━━━ ITEMS
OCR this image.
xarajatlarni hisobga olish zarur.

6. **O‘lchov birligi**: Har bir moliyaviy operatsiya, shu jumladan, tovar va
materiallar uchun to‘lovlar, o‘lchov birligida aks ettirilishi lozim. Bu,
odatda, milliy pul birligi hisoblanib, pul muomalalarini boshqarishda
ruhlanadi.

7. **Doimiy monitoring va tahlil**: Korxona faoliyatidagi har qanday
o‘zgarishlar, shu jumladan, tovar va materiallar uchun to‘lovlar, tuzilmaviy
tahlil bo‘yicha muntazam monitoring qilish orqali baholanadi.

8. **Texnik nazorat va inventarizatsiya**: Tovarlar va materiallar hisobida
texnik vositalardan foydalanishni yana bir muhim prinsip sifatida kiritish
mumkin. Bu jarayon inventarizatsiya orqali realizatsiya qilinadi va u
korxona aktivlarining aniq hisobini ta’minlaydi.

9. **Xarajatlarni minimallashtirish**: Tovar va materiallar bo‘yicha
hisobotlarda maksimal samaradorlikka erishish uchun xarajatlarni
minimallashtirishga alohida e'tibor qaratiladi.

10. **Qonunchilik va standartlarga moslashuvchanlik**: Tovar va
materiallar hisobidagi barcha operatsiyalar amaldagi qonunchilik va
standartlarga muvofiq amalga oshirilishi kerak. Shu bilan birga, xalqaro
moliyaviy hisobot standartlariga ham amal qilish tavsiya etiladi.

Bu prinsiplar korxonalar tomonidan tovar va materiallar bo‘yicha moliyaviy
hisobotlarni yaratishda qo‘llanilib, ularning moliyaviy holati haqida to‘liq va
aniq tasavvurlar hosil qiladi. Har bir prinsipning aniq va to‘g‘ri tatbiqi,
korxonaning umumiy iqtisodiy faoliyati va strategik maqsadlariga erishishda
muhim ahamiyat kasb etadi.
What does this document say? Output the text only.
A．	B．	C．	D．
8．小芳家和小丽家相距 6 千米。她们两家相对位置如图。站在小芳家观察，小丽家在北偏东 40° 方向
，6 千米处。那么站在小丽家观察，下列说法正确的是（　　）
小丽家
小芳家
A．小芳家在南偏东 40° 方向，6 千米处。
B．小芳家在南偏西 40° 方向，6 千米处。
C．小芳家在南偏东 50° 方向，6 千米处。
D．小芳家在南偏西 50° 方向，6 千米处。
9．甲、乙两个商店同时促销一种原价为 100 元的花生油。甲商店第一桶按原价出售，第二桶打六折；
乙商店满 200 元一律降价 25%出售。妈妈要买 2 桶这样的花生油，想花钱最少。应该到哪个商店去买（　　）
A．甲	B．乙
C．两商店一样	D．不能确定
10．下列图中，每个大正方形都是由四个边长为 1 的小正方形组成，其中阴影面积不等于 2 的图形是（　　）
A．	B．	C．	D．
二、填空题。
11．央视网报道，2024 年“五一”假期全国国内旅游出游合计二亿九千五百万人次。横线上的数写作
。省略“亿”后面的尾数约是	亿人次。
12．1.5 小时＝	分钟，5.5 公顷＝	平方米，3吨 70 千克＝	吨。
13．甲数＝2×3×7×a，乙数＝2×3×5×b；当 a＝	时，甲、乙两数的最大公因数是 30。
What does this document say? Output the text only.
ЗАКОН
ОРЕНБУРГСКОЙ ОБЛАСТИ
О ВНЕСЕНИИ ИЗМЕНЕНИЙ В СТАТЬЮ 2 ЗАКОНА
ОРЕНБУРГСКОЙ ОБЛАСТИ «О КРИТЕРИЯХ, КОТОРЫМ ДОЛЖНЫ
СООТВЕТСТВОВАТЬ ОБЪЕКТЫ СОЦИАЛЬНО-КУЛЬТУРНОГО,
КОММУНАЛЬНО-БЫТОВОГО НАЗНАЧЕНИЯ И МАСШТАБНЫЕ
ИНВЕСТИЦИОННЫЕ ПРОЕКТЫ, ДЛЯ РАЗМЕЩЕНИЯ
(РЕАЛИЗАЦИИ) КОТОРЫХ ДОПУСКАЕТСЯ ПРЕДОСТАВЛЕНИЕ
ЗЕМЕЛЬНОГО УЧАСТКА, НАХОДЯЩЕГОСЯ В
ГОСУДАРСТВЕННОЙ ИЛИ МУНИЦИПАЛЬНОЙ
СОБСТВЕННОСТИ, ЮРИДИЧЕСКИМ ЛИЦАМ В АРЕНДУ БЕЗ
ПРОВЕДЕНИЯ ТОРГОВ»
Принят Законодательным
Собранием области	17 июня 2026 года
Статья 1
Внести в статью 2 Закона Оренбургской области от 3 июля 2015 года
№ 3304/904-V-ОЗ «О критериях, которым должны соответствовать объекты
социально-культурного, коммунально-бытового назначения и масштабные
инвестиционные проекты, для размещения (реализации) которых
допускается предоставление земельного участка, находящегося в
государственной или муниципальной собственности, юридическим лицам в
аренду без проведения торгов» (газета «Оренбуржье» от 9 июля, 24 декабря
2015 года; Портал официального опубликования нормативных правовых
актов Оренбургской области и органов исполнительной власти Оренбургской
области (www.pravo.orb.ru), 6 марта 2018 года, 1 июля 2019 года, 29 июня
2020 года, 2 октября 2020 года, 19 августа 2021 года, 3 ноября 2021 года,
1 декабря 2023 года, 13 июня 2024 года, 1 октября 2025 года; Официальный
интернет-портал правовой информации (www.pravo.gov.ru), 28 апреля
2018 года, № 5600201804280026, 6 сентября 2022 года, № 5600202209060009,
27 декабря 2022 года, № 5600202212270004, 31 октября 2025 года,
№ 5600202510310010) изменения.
━━━━━━
● **JOB**: Output every record above exactly as it appears.

● **RESPONSE**:
OCR this image.
xarajatlarni hisobga olish zarur.

6. **O‘lchov birligi**: Har bir moliyaviy operatsiya, shu jumladan, tovar va
materiallar uchun to‘lovlar, o‘lchov birligida aks ettirilishi lozim. Bu,
odatda, milliy pul birligi hisoblanib, pul muomalalarini boshqarishda
ruhlanadi.

7. **Doimiy monitoring va tahlil**: Korxona faoliyatidagi har qanday
o‘zgarishlar, shu jumladan, tovar va materiallar uchun to‘lovlar, tuzilmaviy
tahlil bo‘yicha muntazam monitoring qilish orqali baholanadi.

8. **Texnik nazorat va inventarizatsiya**: Tovarlar va materiallar hisobida
texnik vositalardan foydalanishni yana bir muhim prinsip sifatida kiritish
mumkin. Bu jarayon inventarizatsiya orqali realizatsiya qilinadi va u
korxona aktivlarining aniq hisobini ta’minlaydi.

9. **Xarajatlarni minimallashtirish**: Tovar va materiallar bo‘yicha
hisobotlarda maksimal samaradorlikka erishish uchun xarajatlarni
minimallashtirishga alohida e'tibor qaratiladi.

10. **Qonunchilik va standartlarga moslashuvchanlik**: Tovar va
materiallar hisobidagi barcha operatsiyalar amaldagi qonunchilik va
standartlarga muvofiq amalga oshirilishi kerak. Shu bilan birga, xalqaro
moliyaviy hisobot standartlariga ham amal qilish tavsiya etiladi.

Bu prinsiplar korxonalar tomonidan tovar va materiallar bo‘yicha moliyaviy
hisobotlarni yaratishda qo‘llanilib, ularning moliyaviy holati haqida to‘liq va
aniq tasavvurlar hosil qiladi. Har bir prinsipning aniq va to‘g‘ri tatbiqi,
korxonaning umumiy iqtisodiy faoliyati va strategik maqsadlariga erishishda
muhim ahamiyat kasb etadi.
What does this document say? Output the text only.
A．	B．	C．	D．
8．小芳家和小丽家相距 6 千米。她们两家相对位置如图。站在小芳家观察，小丽家在北偏东 40° 方向
，6 千米处。那么站在小丽家观察，下列说法正确的是（　　）
小丽家
小芳家
A．小芳家在南偏东 40° 方向，6 千米处。
B．小芳家在南偏西 40° 方向，6 千米处。
C．小芳家在南偏东 50° 方向，6 千米处。
D．小芳家在南偏西 50° 方向，6 千米处。
9．甲、乙两个商店同时促销一种原价为 100 元的花生油。甲商店第一桶按原价出售，第二桶打六折；
乙商店满 200 元一律降价 25%出售。妈妈要买 2 桶这样的花生油，想花钱最少。应该到哪个商店去买（　　）
A．甲	B．乙
C．两商店一样	D．不能确定
10．下列图中，每个大正方形都是由四个边长为 1 的小正方形组成，其中阴影面积不等于 2 的图形是（　　）
A．	B．	C．	D．
二、填空题。
11．央视网报道，2024 年“五一”假期全国国内旅游出游合计二亿九千五百万人次。横线上的数写作
。省略“亿”后面的尾数约是	亿人次。
12．1.5 小时＝	分钟，5.5 公顷＝	平方米，3吨 70 千克＝	吨。
13．甲数＝2×3×7×a，乙数＝2×3×5×b；当 a＝	时，甲、乙两数的最大公因数是 30。
What does this document say? Output the text only.
ЗАКОН
ОРЕНБУРГСКОЙ ОБЛАСТИ
О ВНЕСЕНИИ ИЗМЕНЕНИЙ В СТАТЬЮ 2 ЗАКОНА
ОРЕНБУРГСКОЙ ОБЛАСТИ «О КРИТЕРИЯХ, КОТОРЫМ ДОЛЖНЫ
СООТВЕТСТВОВАТЬ ОБЪЕКТЫ СОЦИАЛЬНО-КУЛЬТУРНОГО,
КОММУНАЛЬНО-БЫТОВОГО НАЗНАЧЕНИЯ И МАСШТАБНЫЕ
ИНВЕСТИЦИОННЫЕ ПРОЕКТЫ, ДЛЯ РАЗМЕЩЕНИЯ
(РЕАЛИЗАЦИИ) КОТОРЫХ ДОПУСКАЕТСЯ ПРЕДОСТАВЛЕНИЕ
ЗЕМЕЛЬНОГО УЧАСТКА, НАХОДЯЩЕГОСЯ В
ГОСУДАРСТВЕННОЙ ИЛИ МУНИЦИПАЛЬНОЙ
СОБСТВЕННОСТИ, ЮРИДИЧЕСКИМ ЛИЦАМ В АРЕНДУ БЕЗ
ПРОВЕДЕНИЯ ТОРГОВ»
Принят Законодательным
Собранием области	17 июня 2026 года
Статья 1
Внести в статью 2 Закона Оренбургской области от 3 июля 2015 года
№ 3304/904-V-ОЗ «О критериях, которым должны соответствовать объекты
социально-культурного, коммунально-бытового назначения и масштабные
инвестиционные проекты, для размещения (реализации) которых
допускается предоставление земельного участка, находящегося в
государственной или муниципальной собственности, юридическим лицам в
аренду без проведения торгов» (газета «Оренбуржье» от 9 июля, 24 декабря
2015 года; Портал официального опубликования нормативных правовых
актов Оренбургской области и органов исполнительной власти Оренбургской
области (www.pravo.orb.ru), 6 марта 2018 года, 1 июля 2019 года, 29 июня
2020 года, 2 октября 2020 года, 19 августа 2021 года, 3 ноября 2021 года,
1 декабря 2023 года, 13 июня 2024 года, 1 октября 2025 года; Официальный
интернет-портал правовой информации (www.pravo.gov.ru), 28 апреля
2018 года, № 5600201804280026, 6 сентября 2022 года, № 5600202209060009,
27 декабря 2022 года, № 5600202212270004, 31 октября 2025 года,
№ 5600202510310010) изменения.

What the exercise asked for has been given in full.